▶ **Exercise task**
Print the complete set of entries exactly.

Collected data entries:
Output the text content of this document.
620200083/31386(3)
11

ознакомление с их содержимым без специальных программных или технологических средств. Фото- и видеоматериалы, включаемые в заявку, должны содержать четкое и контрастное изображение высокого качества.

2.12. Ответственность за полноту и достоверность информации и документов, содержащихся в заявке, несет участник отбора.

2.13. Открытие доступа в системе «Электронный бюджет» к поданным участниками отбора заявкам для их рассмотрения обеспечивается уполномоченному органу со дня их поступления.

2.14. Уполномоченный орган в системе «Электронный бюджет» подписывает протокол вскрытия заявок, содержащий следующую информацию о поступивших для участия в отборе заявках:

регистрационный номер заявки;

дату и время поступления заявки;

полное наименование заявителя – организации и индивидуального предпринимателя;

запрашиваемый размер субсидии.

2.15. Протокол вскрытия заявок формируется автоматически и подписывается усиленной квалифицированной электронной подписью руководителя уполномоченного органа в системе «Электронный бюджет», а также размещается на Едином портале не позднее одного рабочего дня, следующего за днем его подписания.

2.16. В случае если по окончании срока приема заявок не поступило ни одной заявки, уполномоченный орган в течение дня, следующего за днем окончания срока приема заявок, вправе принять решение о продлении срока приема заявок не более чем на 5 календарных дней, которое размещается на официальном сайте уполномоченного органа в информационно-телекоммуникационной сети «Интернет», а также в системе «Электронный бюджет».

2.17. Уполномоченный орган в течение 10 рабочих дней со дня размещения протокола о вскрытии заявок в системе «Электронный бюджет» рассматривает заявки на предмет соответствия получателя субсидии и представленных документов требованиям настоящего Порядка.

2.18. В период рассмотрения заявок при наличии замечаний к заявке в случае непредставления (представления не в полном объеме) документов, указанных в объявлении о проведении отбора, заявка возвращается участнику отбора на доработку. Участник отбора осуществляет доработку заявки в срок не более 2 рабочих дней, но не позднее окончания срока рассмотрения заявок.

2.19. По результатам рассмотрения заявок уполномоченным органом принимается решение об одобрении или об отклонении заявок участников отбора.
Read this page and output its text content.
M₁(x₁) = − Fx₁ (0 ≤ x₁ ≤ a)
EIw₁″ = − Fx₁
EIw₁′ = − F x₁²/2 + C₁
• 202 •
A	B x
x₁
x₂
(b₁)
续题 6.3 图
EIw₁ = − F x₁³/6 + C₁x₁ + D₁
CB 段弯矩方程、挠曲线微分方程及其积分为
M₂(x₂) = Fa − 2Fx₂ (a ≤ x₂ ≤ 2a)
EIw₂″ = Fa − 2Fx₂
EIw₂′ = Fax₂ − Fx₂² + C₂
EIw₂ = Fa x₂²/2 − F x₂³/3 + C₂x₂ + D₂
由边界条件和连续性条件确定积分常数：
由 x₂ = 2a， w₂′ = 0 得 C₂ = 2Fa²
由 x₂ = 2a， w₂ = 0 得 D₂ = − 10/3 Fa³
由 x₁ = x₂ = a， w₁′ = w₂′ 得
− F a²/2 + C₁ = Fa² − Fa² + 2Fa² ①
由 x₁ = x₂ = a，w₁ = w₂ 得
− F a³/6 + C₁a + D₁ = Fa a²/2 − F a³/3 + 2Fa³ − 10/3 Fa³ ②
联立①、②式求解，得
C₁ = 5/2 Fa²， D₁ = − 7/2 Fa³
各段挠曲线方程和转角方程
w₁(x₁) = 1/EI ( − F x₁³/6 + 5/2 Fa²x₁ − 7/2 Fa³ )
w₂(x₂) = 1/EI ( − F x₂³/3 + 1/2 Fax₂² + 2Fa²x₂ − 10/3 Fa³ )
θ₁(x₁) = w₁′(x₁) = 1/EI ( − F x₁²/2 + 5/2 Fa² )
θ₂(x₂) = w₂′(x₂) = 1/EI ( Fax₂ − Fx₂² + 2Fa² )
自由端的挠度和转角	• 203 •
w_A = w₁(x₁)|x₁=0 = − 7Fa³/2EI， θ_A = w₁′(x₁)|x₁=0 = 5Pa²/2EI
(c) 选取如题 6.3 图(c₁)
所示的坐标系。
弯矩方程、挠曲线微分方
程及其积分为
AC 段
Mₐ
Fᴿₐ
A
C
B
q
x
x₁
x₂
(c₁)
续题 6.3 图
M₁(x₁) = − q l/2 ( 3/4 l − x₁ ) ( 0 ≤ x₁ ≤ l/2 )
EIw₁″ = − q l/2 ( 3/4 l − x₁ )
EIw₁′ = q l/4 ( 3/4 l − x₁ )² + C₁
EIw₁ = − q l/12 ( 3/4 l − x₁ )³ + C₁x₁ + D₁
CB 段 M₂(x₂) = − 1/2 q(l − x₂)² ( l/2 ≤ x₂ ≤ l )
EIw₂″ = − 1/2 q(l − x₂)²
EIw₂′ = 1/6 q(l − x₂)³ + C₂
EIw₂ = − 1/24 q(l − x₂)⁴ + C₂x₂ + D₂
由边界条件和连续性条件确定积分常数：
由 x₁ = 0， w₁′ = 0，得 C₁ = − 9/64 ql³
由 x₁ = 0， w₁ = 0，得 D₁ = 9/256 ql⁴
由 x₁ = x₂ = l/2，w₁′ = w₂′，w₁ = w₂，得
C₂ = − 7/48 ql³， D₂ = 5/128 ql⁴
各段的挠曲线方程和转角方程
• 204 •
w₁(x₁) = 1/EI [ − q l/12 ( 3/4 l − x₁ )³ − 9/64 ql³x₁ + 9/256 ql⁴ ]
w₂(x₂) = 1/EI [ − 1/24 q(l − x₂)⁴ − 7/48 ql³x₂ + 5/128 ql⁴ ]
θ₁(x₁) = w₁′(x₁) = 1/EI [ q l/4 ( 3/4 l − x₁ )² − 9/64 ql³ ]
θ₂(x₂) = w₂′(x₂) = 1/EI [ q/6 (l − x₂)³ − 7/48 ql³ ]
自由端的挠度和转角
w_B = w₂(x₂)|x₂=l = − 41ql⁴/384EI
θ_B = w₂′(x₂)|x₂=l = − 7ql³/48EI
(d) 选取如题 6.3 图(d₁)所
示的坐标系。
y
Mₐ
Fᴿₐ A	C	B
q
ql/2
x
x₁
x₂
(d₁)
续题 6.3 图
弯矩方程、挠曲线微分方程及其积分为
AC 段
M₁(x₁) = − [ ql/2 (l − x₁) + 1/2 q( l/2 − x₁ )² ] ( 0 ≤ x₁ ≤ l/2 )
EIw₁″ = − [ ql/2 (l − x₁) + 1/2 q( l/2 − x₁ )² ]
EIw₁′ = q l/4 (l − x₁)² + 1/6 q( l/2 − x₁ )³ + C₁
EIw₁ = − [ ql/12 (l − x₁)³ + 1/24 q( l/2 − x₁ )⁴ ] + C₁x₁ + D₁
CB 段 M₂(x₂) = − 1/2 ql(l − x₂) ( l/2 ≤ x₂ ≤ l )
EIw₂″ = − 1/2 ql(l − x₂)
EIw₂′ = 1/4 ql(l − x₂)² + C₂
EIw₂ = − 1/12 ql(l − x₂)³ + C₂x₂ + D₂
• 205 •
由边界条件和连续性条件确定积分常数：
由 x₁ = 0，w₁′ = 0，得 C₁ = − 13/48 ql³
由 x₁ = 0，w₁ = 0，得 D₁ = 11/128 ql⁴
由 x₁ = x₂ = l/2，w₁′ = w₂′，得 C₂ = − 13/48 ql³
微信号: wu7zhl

▶ **Exercise answer**
Output the text content of this document.
620200083/31386(3)
11

ознакомление с их содержимым без специальных программных или технологических средств. Фото- и видеоматериалы, включаемые в заявку, должны содержать четкое и контрастное изображение высокого качества.

2.12. Ответственность за полноту и достоверность информации и документов, содержащихся в заявке, несет участник отбора.

2.13. Открытие доступа в системе «Электронный бюджет» к поданным участниками отбора заявкам для их рассмотрения обеспечивается уполномоченному органу со дня их поступления.

2.14. Уполномоченный орган в системе «Электронный бюджет» подписывает протокол вскрытия заявок, содержащий следующую информацию о поступивших для участия в отборе заявках:

регистрационный номер заявки;

дату и время поступления заявки;

полное наименование заявителя – организации и индивидуального предпринимателя;

запрашиваемый размер субсидии.

2.15. Протокол вскрытия заявок формируется автоматически и подписывается усиленной квалифицированной электронной подписью руководителя уполномоченного органа в системе «Электронный бюджет», а также размещается на Едином портале не позднее одного рабочего дня, следующего за днем его подписания.

2.16. В случае если по окончании срока приема заявок не поступило ни одной заявки, уполномоченный орган в течение дня, следующего за днем окончания срока приема заявок, вправе принять решение о продлении срока приема заявок не более чем на 5 календарных дней, которое размещается на официальном сайте уполномоченного органа в информационно-телекоммуникационной сети «Интернет», а также в системе «Электронный бюджет».

2.17. Уполномоченный орган в течение 10 рабочих дней со дня размещения протокола о вскрытии заявок в системе «Электронный бюджет» рассматривает заявки на предмет соответствия получателя субсидии и представленных документов требованиям настоящего Порядка.

2.18. В период рассмотрения заявок при наличии замечаний к заявке в случае непредставления (представления не в полном объеме) документов, указанных в объявлении о проведении отбора, заявка возвращается участнику отбора на доработку. Участник отбора осуществляет доработку заявки в срок не более 2 рабочих дней, но не позднее окончания срока рассмотрения заявок.

2.19. По результатам рассмотрения заявок уполномоченным органом принимается решение об одобрении или об отклонении заявок участников отбора.
Read this page and output its text content.
M₁(x₁) = − Fx₁ (0 ≤ x₁ ≤ a)
EIw₁″ = − Fx₁
EIw₁′ = − F x₁²/2 + C₁
• 202 •
A	B x
x₁
x₂
(b₁)
续题 6.3 图
EIw₁ = − F x₁³/6 + C₁x₁ + D₁
CB 段弯矩方程、挠曲线微分方程及其积分为
M₂(x₂) = Fa − 2Fx₂ (a ≤ x₂ ≤ 2a)
EIw₂″ = Fa − 2Fx₂
EIw₂′ = Fax₂ − Fx₂² + C₂
EIw₂ = Fa x₂²/2 − F x₂³/3 + C₂x₂ + D₂
由边界条件和连续性条件确定积分常数：
由 x₂ = 2a， w₂′ = 0 得 C₂ = 2Fa²
由 x₂ = 2a， w₂ = 0 得 D₂ = − 10/3 Fa³
由 x₁ = x₂ = a， w₁′ = w₂′ 得
− F a²/2 + C₁ = Fa² − Fa² + 2Fa² ①
由 x₁ = x₂ = a，w₁ = w₂ 得
− F a³/6 + C₁a + D₁ = Fa a²/2 − F a³/3 + 2Fa³ − 10/3 Fa³ ②
联立①、②式求解，得
C₁ = 5/2 Fa²， D₁ = − 7/2 Fa³
各段挠曲线方程和转角方程
w₁(x₁) = 1/EI ( − F x₁³/6 + 5/2 Fa²x₁ − 7/2 Fa³ )
w₂(x₂) = 1/EI ( − F x₂³/3 + 1/2 Fax₂² + 2Fa²x₂ − 10/3 Fa³ )
θ₁(x₁) = w₁′(x₁) = 1/EI ( − F x₁²/2 + 5/2 Fa² )
θ₂(x₂) = w₂′(x₂) = 1/EI ( Fax₂ − Fx₂² + 2Fa² )
自由端的挠度和转角	• 203 •
w_A = w₁(x₁)|x₁=0 = − 7Fa³/2EI， θ_A = w₁′(x₁)|x₁=0 = 5Pa²/2EI
(c) 选取如题 6.3 图(c₁)
所示的坐标系。
弯矩方程、挠曲线微分方
程及其积分为
AC 段
Mₐ
Fᴿₐ
A
C
B
q
x
x₁
x₂
(c₁)
续题 6.3 图
M₁(x₁) = − q l/2 ( 3/4 l − x₁ ) ( 0 ≤ x₁ ≤ l/2 )
EIw₁″ = − q l/2 ( 3/4 l − x₁ )
EIw₁′ = q l/4 ( 3/4 l − x₁ )² + C₁
EIw₁ = − q l/12 ( 3/4 l − x₁ )³ + C₁x₁ + D₁
CB 段 M₂(x₂) = − 1/2 q(l − x₂)² ( l/2 ≤ x₂ ≤ l )
EIw₂″ = − 1/2 q(l − x₂)²
EIw₂′ = 1/6 q(l − x₂)³ + C₂
EIw₂ = − 1/24 q(l − x₂)⁴ + C₂x₂ + D₂
由边界条件和连续性条件确定积分常数：
由 x₁ = 0， w₁′ = 0，得 C₁ = − 9/64 ql³
由 x₁ = 0， w₁ = 0，得 D₁ = 9/256 ql⁴
由 x₁ = x₂ = l/2，w₁′ = w₂′，w₁ = w₂，得
C₂ = − 7/48 ql³， D₂ = 5/128 ql⁴
各段的挠曲线方程和转角方程
• 204 •
w₁(x₁) = 1/EI [ − q l/12 ( 3/4 l − x₁ )³ − 9/64 ql³x₁ + 9/256 ql⁴ ]
w₂(x₂) = 1/EI [ − 1/24 q(l − x₂)⁴ − 7/48 ql³x₂ + 5/128 ql⁴ ]
θ₁(x₁) = w₁′(x₁) = 1/EI [ q l/4 ( 3/4 l − x₁ )² − 9/64 ql³ ]
θ₂(x₂) = w₂′(x₂) = 1/EI [ q/6 (l − x₂)³ − 7/48 ql³ ]
自由端的挠度和转角
w_B = w₂(x₂)|x₂=l = − 41ql⁴/384EI
θ_B = w₂′(x₂)|x₂=l = − 7ql³/48EI
(d) 选取如题 6.3 图(d₁)所
示的坐标系。
y
Mₐ
Fᴿₐ A	C	B
q
ql/2
x
x₁
x₂
(d₁)
续题 6.3 图
弯矩方程、挠曲线微分方程及其积分为
AC 段
M₁(x₁) = − [ ql/2 (l − x₁) + 1/2 q( l/2 − x₁ )² ] ( 0 ≤ x₁ ≤ l/2 )
EIw₁″ = − [ ql/2 (l − x₁) + 1/2 q( l/2 − x₁ )² ]
EIw₁′ = q l/4 (l − x₁)² + 1/6 q( l/2 − x₁ )³ + C₁
EIw₁ = − [ ql/12 (l − x₁)³ + 1/24 q( l/2 − x₁ )⁴ ] + C₁x₁ + D₁
CB 段 M₂(x₂) = − 1/2 ql(l − x₂) ( l/2 ≤ x₂ ≤ l )
EIw₂″ = − 1/2 ql(l − x₂)
EIw₂′ = 1/4 ql(l − x₂)² + C₂
EIw₂ = − 1/12 ql(l − x₂)³ + C₂x₂ + D₂
• 205 •
由边界条件和连续性条件确定积分常数：
由 x₁ = 0，w₁′ = 0，得 C₁ = − 13/48 ql³
由 x₁ = 0，w₁ = 0，得 D₁ = 11/128 ql⁴
由 x₁ = x₂ = l/2，w₁′ = w₂′，得 C₂ = − 13/48 ql³
微信号: wu7zhl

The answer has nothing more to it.